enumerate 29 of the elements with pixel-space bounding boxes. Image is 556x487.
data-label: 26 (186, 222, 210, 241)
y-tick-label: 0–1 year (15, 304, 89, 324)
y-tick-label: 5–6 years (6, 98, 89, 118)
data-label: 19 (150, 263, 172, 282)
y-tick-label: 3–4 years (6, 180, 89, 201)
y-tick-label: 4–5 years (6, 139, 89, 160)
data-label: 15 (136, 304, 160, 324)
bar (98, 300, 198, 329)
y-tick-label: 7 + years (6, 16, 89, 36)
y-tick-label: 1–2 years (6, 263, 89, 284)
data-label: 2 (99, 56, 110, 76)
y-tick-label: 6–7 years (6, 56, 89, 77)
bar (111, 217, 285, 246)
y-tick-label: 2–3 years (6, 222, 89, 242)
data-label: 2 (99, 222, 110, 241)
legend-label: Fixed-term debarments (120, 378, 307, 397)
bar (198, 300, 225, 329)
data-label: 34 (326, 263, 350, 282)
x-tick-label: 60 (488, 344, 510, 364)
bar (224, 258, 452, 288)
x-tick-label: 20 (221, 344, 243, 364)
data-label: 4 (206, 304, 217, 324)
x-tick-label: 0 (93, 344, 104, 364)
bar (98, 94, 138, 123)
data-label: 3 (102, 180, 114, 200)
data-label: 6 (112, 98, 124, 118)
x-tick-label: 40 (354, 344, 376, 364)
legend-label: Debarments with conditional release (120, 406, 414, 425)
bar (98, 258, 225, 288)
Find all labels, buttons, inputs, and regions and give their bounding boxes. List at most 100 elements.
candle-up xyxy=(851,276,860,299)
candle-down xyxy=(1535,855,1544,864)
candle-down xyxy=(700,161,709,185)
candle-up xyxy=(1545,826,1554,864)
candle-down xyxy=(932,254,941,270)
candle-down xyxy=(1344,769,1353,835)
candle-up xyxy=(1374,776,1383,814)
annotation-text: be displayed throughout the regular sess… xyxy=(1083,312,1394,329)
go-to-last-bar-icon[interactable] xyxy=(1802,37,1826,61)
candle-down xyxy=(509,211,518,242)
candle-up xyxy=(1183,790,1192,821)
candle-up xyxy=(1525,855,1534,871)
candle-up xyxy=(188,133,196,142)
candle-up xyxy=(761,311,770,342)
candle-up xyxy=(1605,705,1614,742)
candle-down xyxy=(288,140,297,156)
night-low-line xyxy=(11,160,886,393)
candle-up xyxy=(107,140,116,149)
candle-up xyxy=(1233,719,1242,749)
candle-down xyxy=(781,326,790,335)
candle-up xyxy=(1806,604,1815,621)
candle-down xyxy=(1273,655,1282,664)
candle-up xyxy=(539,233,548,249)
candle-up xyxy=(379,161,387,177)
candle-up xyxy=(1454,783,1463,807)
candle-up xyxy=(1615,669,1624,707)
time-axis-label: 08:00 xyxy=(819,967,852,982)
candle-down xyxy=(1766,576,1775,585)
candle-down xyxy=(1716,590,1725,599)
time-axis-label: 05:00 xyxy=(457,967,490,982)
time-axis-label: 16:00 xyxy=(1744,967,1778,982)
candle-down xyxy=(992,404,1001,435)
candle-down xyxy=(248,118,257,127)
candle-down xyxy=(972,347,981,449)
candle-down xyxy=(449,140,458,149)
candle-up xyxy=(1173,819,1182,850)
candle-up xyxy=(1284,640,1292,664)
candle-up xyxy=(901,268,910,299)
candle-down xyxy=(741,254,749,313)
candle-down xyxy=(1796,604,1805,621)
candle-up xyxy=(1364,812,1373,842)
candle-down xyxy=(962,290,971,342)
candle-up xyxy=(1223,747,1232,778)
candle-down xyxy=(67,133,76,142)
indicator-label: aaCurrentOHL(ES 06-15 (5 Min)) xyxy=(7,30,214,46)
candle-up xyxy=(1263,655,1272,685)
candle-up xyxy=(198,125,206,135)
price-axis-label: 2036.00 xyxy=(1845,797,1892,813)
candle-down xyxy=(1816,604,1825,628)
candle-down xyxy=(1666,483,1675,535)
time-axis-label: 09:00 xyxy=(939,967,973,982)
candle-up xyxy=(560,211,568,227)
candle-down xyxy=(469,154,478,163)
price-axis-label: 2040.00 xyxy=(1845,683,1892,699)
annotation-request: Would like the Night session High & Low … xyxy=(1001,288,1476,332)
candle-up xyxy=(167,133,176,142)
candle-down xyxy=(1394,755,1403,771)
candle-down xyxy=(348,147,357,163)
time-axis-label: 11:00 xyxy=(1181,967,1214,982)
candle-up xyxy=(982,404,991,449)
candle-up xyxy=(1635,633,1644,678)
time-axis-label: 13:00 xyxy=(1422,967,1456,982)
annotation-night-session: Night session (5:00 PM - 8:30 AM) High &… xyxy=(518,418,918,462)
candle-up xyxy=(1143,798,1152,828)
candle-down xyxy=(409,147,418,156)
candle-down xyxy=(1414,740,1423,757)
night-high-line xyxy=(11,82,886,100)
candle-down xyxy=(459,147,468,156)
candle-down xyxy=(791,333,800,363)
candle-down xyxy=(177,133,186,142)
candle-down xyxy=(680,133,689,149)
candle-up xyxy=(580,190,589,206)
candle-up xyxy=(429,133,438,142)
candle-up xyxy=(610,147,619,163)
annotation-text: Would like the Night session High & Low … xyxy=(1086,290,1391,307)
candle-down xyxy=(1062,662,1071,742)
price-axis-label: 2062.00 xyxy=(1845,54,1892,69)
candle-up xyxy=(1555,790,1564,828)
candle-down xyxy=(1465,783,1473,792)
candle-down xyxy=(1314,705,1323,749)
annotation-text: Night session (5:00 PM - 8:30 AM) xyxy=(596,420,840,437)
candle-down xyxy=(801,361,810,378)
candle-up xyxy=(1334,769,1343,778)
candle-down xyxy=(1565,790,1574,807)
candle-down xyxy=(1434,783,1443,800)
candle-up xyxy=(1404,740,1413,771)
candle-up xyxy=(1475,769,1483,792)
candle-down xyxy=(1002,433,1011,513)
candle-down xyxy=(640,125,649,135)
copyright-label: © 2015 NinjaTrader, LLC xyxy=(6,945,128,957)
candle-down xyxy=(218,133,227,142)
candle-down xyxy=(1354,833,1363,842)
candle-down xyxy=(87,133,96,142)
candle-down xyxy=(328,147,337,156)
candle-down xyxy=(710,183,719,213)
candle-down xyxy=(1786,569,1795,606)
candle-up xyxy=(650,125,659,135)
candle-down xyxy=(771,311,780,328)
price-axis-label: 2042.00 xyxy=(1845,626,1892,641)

SET EXERCISE: Please copy out, unchanged, every line from the start of the items through the line containing "x-tick-label: 0 (93, 344, 104, 364)", including that line.

FULL SOLUTION:
enumerate 29 of the elements with pixel-space bounding boxes. Image is 556x487.
data-label: 26 (186, 222, 210, 241)
y-tick-label: 0–1 year (15, 304, 89, 324)
y-tick-label: 5–6 years (6, 98, 89, 118)
data-label: 19 (150, 263, 172, 282)
y-tick-label: 3–4 years (6, 180, 89, 201)
y-tick-label: 4–5 years (6, 139, 89, 160)
data-label: 15 (136, 304, 160, 324)
bar (98, 300, 198, 329)
y-tick-label: 7 + years (6, 16, 89, 36)
y-tick-label: 1–2 years (6, 263, 89, 284)
data-label: 2 (99, 56, 110, 76)
y-tick-label: 6–7 years (6, 56, 89, 77)
bar (111, 217, 285, 246)
y-tick-label: 2–3 years (6, 222, 89, 242)
data-label: 2 (99, 222, 110, 241)
legend-label: Fixed-term debarments (120, 378, 307, 397)
bar (198, 300, 225, 329)
data-label: 34 (326, 263, 350, 282)
x-tick-label: 60 (488, 344, 510, 364)
bar (224, 258, 452, 288)
x-tick-label: 20 (221, 344, 243, 364)
data-label: 4 (206, 304, 217, 324)
x-tick-label: 0 (93, 344, 104, 364)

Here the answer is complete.